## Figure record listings

┌──

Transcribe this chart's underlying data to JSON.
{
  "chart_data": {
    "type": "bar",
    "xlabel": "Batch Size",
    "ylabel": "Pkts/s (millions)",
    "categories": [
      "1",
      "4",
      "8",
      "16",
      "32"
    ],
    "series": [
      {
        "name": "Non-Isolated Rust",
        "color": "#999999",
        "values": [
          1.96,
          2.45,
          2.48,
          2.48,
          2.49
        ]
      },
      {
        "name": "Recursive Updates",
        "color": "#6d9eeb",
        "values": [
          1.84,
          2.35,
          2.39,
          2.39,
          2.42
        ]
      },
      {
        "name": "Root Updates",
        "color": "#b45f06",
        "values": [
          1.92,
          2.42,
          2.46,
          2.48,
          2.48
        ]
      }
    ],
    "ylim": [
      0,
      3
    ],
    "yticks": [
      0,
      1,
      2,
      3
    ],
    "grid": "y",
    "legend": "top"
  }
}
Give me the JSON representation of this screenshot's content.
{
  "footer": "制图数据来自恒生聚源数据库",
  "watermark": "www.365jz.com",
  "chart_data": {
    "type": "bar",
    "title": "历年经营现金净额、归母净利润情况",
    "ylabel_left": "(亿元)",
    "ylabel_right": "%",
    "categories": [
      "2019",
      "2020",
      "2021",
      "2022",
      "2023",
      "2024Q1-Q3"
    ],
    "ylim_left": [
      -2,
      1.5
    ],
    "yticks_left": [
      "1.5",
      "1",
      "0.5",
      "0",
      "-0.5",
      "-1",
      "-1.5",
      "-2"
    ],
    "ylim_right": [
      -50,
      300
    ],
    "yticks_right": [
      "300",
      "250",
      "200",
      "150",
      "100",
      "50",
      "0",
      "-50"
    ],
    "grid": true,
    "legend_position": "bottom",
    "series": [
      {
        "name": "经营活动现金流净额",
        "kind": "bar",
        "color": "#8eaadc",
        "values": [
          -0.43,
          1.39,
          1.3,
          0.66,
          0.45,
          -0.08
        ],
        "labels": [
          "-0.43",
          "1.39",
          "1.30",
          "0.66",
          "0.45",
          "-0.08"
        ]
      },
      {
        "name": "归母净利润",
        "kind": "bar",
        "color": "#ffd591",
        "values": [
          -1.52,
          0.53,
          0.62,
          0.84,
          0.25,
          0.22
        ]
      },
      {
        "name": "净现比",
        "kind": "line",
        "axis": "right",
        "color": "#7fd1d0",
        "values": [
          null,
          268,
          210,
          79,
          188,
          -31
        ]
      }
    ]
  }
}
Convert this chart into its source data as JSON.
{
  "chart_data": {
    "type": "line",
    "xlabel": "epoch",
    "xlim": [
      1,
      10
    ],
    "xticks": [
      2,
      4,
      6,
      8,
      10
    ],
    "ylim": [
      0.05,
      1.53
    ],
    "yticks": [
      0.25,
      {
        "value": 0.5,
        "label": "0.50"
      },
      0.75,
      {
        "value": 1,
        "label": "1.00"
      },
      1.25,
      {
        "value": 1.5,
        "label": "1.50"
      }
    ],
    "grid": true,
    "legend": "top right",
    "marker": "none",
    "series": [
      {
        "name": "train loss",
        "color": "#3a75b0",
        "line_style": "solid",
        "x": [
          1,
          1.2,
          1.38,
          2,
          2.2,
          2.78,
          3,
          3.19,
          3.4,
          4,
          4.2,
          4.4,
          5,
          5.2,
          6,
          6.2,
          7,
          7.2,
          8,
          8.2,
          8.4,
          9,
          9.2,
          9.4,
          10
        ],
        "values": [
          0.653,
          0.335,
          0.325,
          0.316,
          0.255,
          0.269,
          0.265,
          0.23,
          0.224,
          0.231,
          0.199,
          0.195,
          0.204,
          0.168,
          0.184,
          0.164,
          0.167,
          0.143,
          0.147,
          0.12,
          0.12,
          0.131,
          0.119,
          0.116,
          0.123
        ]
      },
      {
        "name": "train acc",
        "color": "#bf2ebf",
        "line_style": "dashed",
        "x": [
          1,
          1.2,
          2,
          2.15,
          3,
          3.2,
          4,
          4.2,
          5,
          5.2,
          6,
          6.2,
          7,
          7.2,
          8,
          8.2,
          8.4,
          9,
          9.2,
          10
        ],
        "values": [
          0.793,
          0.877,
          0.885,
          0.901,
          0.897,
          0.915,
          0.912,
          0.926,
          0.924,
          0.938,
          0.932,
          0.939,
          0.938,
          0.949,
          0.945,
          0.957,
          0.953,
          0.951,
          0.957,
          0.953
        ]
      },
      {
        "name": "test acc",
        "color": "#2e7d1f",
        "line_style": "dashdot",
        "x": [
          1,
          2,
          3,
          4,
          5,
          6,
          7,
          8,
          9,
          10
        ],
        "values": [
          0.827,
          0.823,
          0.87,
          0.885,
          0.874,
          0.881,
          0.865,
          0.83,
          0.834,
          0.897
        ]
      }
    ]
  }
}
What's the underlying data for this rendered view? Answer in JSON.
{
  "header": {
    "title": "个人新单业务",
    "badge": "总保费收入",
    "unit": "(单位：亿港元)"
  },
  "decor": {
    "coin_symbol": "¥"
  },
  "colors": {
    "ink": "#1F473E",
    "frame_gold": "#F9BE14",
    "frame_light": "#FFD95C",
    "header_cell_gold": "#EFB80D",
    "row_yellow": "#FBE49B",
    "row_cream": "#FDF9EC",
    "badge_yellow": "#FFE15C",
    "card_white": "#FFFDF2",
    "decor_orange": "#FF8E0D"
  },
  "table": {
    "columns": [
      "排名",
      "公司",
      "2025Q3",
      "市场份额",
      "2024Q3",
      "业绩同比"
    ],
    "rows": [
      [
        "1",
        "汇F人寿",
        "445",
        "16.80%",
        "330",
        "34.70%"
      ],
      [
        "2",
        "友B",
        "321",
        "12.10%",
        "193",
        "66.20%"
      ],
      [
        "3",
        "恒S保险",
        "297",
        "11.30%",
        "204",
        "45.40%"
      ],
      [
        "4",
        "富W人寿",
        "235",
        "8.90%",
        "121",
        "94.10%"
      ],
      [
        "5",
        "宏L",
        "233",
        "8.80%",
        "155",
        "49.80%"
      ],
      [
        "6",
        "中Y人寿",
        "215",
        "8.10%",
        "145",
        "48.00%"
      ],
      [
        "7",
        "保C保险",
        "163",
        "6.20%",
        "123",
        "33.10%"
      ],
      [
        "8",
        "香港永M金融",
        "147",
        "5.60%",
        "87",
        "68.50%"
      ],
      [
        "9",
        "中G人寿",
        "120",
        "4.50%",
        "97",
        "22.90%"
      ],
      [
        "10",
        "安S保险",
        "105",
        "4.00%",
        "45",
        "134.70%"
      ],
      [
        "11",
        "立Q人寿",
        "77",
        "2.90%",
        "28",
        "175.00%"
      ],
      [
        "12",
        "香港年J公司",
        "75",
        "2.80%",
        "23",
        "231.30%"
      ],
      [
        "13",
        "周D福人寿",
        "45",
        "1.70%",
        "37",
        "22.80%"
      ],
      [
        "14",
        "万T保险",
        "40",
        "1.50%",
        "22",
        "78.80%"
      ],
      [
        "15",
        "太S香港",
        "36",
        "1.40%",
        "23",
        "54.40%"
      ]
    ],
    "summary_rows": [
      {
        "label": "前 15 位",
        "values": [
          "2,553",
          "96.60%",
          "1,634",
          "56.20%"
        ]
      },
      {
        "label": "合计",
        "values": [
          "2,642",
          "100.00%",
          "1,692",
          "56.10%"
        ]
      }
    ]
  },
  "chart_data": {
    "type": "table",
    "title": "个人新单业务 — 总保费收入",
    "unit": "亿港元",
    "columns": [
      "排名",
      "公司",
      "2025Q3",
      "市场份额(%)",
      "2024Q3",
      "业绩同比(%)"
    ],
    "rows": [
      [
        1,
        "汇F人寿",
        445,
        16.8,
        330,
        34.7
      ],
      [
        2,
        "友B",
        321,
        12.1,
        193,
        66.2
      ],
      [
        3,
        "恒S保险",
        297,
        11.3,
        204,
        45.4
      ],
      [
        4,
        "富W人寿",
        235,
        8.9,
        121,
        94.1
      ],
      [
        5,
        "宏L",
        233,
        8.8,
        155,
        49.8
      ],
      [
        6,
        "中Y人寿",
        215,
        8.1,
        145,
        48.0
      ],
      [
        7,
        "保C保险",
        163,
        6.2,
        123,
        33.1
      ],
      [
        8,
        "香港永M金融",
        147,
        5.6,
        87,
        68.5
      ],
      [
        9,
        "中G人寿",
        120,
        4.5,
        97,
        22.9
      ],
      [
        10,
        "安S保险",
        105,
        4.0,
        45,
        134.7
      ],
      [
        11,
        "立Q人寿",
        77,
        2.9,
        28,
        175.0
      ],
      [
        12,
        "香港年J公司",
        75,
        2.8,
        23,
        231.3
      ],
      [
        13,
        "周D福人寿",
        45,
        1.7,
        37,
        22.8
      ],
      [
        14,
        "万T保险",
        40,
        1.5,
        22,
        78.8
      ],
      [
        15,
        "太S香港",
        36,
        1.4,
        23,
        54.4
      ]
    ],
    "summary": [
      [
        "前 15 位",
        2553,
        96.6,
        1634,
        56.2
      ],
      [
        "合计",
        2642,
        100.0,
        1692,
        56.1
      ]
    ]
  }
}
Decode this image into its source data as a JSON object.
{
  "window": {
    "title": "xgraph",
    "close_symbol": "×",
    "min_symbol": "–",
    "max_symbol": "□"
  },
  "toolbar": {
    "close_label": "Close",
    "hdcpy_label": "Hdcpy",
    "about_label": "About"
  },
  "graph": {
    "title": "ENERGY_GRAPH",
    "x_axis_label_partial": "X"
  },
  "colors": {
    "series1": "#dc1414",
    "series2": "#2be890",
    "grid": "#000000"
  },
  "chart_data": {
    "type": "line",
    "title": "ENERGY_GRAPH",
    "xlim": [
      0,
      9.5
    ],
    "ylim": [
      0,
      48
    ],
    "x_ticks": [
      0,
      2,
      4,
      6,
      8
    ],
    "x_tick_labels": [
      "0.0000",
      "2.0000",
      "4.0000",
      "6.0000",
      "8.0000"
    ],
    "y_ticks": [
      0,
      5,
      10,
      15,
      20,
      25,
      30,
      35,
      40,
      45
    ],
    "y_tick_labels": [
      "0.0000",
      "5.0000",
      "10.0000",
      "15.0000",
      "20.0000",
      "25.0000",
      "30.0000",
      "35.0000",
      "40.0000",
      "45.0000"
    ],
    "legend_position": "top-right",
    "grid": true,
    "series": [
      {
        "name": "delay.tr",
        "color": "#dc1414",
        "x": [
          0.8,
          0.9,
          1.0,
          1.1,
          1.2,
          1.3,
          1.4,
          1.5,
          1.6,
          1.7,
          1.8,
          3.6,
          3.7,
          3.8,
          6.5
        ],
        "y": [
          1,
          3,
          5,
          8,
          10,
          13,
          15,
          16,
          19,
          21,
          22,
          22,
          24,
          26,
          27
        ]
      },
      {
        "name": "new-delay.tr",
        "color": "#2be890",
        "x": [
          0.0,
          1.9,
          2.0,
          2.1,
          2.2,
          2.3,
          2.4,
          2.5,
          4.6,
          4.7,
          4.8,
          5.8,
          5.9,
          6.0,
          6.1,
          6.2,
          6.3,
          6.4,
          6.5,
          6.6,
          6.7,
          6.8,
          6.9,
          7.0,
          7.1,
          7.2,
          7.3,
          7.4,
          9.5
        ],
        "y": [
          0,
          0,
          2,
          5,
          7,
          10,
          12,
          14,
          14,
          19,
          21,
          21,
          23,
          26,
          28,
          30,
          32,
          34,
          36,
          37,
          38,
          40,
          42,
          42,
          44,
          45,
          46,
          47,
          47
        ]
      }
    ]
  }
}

└──

Determine how many lines of the data contain "into" and give nothing but that number.

## Task answer
2